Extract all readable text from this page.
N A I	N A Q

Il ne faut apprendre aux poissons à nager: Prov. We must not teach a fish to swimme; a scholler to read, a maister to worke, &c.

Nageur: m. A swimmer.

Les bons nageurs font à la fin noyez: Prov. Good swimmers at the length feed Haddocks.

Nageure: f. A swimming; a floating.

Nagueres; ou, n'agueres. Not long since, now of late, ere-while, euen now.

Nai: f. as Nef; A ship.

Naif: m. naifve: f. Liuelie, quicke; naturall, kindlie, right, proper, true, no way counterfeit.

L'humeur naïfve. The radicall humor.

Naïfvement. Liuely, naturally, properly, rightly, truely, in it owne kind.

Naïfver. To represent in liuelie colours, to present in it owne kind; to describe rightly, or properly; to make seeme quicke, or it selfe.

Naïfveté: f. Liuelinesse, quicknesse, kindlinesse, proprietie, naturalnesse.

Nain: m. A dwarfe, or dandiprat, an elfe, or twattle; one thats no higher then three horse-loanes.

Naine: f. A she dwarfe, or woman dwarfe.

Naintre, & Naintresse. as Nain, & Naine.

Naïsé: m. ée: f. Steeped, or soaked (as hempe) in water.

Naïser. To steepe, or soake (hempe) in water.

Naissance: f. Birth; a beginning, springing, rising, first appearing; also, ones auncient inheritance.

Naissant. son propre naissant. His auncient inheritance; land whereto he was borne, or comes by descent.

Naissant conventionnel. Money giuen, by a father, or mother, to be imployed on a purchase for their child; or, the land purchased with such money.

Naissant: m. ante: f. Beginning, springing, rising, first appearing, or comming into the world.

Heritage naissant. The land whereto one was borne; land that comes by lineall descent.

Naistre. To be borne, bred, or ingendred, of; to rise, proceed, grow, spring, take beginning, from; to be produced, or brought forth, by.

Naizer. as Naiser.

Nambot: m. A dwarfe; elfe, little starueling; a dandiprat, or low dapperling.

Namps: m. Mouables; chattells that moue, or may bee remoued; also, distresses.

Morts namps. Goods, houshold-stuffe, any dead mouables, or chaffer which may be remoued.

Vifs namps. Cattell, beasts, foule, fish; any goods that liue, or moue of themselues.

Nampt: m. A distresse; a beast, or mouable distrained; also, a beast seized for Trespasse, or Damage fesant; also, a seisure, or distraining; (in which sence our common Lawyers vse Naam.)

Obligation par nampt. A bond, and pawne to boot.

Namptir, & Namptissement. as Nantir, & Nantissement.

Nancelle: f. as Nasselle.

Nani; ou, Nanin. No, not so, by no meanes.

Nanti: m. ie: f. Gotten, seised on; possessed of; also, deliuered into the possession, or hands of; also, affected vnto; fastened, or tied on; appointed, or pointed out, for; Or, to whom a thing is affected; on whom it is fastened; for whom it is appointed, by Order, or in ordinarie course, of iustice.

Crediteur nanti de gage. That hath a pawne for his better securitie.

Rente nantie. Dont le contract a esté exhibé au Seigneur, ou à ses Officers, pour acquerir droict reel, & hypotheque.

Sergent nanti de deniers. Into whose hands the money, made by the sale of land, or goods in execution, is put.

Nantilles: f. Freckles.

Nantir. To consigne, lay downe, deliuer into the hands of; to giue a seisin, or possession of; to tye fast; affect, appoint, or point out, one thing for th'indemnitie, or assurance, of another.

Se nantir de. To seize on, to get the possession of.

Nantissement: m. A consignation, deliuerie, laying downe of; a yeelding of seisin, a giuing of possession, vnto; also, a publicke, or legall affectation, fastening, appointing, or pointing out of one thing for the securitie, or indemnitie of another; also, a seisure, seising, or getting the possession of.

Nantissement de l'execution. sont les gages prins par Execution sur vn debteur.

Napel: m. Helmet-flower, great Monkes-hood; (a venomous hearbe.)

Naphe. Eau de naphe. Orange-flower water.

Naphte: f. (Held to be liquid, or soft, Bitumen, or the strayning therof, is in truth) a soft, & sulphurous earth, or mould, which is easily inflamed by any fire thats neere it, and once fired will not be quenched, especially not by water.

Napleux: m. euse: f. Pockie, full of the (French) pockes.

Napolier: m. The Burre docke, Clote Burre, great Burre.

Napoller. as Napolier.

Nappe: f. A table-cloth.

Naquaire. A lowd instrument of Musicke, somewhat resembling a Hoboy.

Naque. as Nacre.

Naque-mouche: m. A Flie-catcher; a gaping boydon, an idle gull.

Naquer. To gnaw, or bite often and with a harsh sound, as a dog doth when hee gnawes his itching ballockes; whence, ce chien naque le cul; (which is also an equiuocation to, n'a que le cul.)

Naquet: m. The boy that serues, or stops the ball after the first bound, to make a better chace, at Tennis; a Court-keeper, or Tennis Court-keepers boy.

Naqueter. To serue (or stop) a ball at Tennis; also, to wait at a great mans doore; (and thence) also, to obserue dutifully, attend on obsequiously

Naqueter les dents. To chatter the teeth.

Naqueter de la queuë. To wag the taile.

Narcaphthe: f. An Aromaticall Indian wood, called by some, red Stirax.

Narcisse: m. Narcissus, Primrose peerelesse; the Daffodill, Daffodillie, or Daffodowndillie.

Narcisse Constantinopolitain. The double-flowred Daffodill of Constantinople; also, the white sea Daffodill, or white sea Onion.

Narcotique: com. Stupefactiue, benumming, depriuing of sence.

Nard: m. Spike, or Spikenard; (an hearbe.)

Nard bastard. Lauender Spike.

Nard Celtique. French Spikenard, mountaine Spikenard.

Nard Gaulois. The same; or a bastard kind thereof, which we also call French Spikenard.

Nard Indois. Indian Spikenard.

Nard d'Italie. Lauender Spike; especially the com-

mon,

■ Work instructions:
Please reproduce each line exactly as written.

■ Answer to the exercise:
Extract all readable text from this page.
N A I	N A Q

Il ne faut apprendre aux poissons à nager: Prov. We must not teach a fish to swimme; a scholler to read, a maister to worke, &c.

Nageur: m. A swimmer.

Les bons nageurs font à la fin noyez: Prov. Good swimmers at the length feed Haddocks.

Nageure: f. A swimming; a floating.

Nagueres; ou, n'agueres. Not long since, now of late, ere-while, euen now.

Nai: f. as Nef; A ship.

Naif: m. naifve: f. Liuelie, quicke; naturall, kindlie, right, proper, true, no way counterfeit.

L'humeur naïfve. The radicall humor.

Naïfvement. Liuely, naturally, properly, rightly, truely, in it owne kind.

Naïfver. To represent in liuelie colours, to present in it owne kind; to describe rightly, or properly; to make seeme quicke, or it selfe.

Naïfveté: f. Liuelinesse, quicknesse, kindlinesse, proprietie, naturalnesse.

Nain: m. A dwarfe, or dandiprat, an elfe, or twattle; one thats no higher then three horse-loanes.

Naine: f. A she dwarfe, or woman dwarfe.

Naintre, & Naintresse. as Nain, & Naine.

Naïsé: m. ée: f. Steeped, or soaked (as hempe) in water.

Naïser. To steepe, or soake (hempe) in water.

Naissance: f. Birth; a beginning, springing, rising, first appearing; also, ones auncient inheritance.

Naissant. son propre naissant. His auncient inheritance; land whereto he was borne, or comes by descent.

Naissant conventionnel. Money giuen, by a father, or mother, to be imployed on a purchase for their child; or, the land purchased with such money.

Naissant: m. ante: f. Beginning, springing, rising, first appearing, or comming into the world.

Heritage naissant. The land whereto one was borne; land that comes by lineall descent.

Naistre. To be borne, bred, or ingendred, of; to rise, proceed, grow, spring, take beginning, from; to be produced, or brought forth, by.

Naizer. as Naiser.

Nambot: m. A dwarfe; elfe, little starueling; a dandiprat, or low dapperling.

Namps: m. Mouables; chattells that moue, or may bee remoued; also, distresses.

Morts namps. Goods, houshold-stuffe, any dead mouables, or chaffer which may be remoued.

Vifs namps. Cattell, beasts, foule, fish; any goods that liue, or moue of themselues.

Nampt: m. A distresse; a beast, or mouable distrained; also, a beast seized for Trespasse, or Damage fesant; also, a seisure, or distraining; (in which sence our common Lawyers vse Naam.)

Obligation par nampt. A bond, and pawne to boot.

Namptir, & Namptissement. as Nantir, & Nantissement.

Nancelle: f. as Nasselle.

Nani; ou, Nanin. No, not so, by no meanes.

Nanti: m. ie: f. Gotten, seised on; possessed of; also, deliuered into the possession, or hands of; also, affected vnto; fastened, or tied on; appointed, or pointed out, for; Or, to whom a thing is affected; on whom it is fastened; for whom it is appointed, by Order, or in ordinarie course, of iustice.

Crediteur nanti de gage. That hath a pawne for his better securitie.

Rente nantie. Dont le contract a esté exhibé au Seigneur, ou à ses Officers, pour acquerir droict reel, & hypotheque.

Sergent nanti de deniers. Into whose hands the money, made by the sale of land, or goods in execution, is put.

Nantilles: f. Freckles.

Nantir. To consigne, lay downe, deliuer into the hands of; to giue a seisin, or possession of; to tye fast; affect, appoint, or point out, one thing for th'indemnitie, or assurance, of another.

Se nantir de. To seize on, to get the possession of.

Nantissement: m. A consignation, deliuerie, laying downe of; a yeelding of seisin, a giuing of possession, vnto; also, a publicke, or legall affectation, fastening, appointing, or pointing out of one thing for the securitie, or indemnitie of another; also, a seisure, seising, or getting the possession of.

Nantissement de l'execution. sont les gages prins par Execution sur vn debteur.

Napel: m. Helmet-flower, great Monkes-hood; (a venomous hearbe.)

Naphe. Eau de naphe. Orange-flower water.

Naphte: f. (Held to be liquid, or soft, Bitumen, or the strayning therof, is in truth) a soft, & sulphurous earth, or mould, which is easily inflamed by any fire thats neere it, and once fired will not be quenched, especially not by water.

Napleux: m. euse: f. Pockie, full of the (French) pockes.

Napolier: m. The Burre docke, Clote Burre, great Burre.

Napoller. as Napolier.

Nappe: f. A table-cloth.

Naquaire. A lowd instrument of Musicke, somewhat resembling a Hoboy.

Naque. as Nacre.

Naque-mouche: m. A Flie-catcher; a gaping boydon, an idle gull.

Naquer. To gnaw, or bite often and with a harsh sound, as a dog doth when hee gnawes his itching ballockes; whence, ce chien naque le cul; (which is also an equiuocation to, n'a que le cul.)

Naquet: m. The boy that serues, or stops the ball after the first bound, to make a better chace, at Tennis; a Court-keeper, or Tennis Court-keepers boy.

Naqueter. To serue (or stop) a ball at Tennis; also, to wait at a great mans doore; (and thence) also, to obserue dutifully, attend on obsequiously

Naqueter les dents. To chatter the teeth.

Naqueter de la queuë. To wag the taile.

Narcaphthe: f. An Aromaticall Indian wood, called by some, red Stirax.

Narcisse: m. Narcissus, Primrose peerelesse; the Daffodill, Daffodillie, or Daffodowndillie.

Narcisse Constantinopolitain. The double-flowred Daffodill of Constantinople; also, the white sea Daffodill, or white sea Onion.

Narcotique: com. Stupefactiue, benumming, depriuing of sence.

Nard: m. Spike, or Spikenard; (an hearbe.)

Nard bastard. Lauender Spike.

Nard Celtique. French Spikenard, mountaine Spikenard.

Nard Gaulois. The same; or a bastard kind thereof, which we also call French Spikenard.

Nard Indois. Indian Spikenard.

Nard d'Italie. Lauender Spike; especially the com-

mon,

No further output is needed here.